Problem statement
Return all entries precisely as they stand, without the images.

— start of Records for processing —

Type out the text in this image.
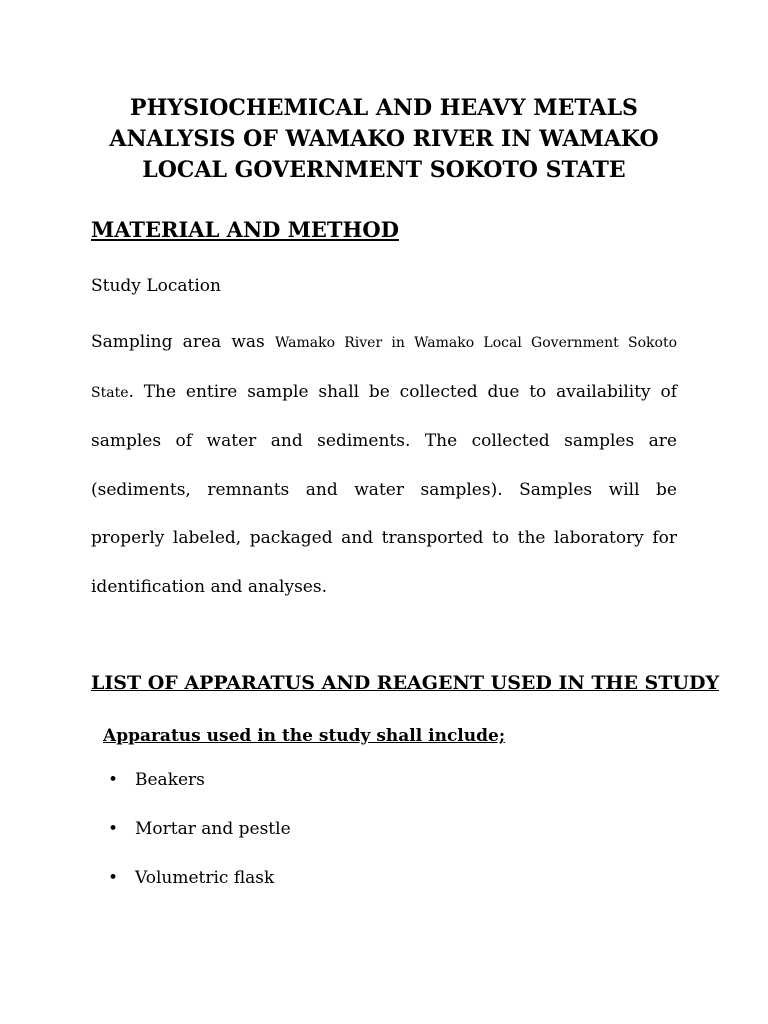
PHYSIOCHEMICAL AND HEAVY METALS ANALYSIS OF WAMAKO RIVER IN WAMAKO LOCAL GOVERNMENT SOKOTO STATE
MATERIAL AND METHOD

Study Location

Sampling area was Wamako River in Wamako Local Government Sokoto State. The entire sample shall be collected due to availability of samples of water and sediments. The collected samples are (sediments, remnants and water samples). Samples will be properly labeled, packaged and transported to the laboratory for identification and analyses.

LIST OF APPARATUS AND REAGENT USED IN THE STUDY
Apparatus used in the study shall include;
• Beakers
• Mortar and pestle
• Volumetric flask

— end of Records for processing —

Worked answer
Type out the text in this image.
PHYSIOCHEMICAL AND HEAVY METALS ANALYSIS OF WAMAKO RIVER IN WAMAKO LOCAL GOVERNMENT SOKOTO STATE
MATERIAL AND METHOD

Study Location

Sampling area was Wamako River in Wamako Local Government Sokoto State. The entire sample shall be collected due to availability of samples of water and sediments. The collected samples are (sediments, remnants and water samples). Samples will be properly labeled, packaged and transported to the laboratory for identification and analyses.

LIST OF APPARATUS AND REAGENT USED IN THE STUDY
Apparatus used in the study shall include;
• Beakers
• Mortar and pestle
• Volumetric flask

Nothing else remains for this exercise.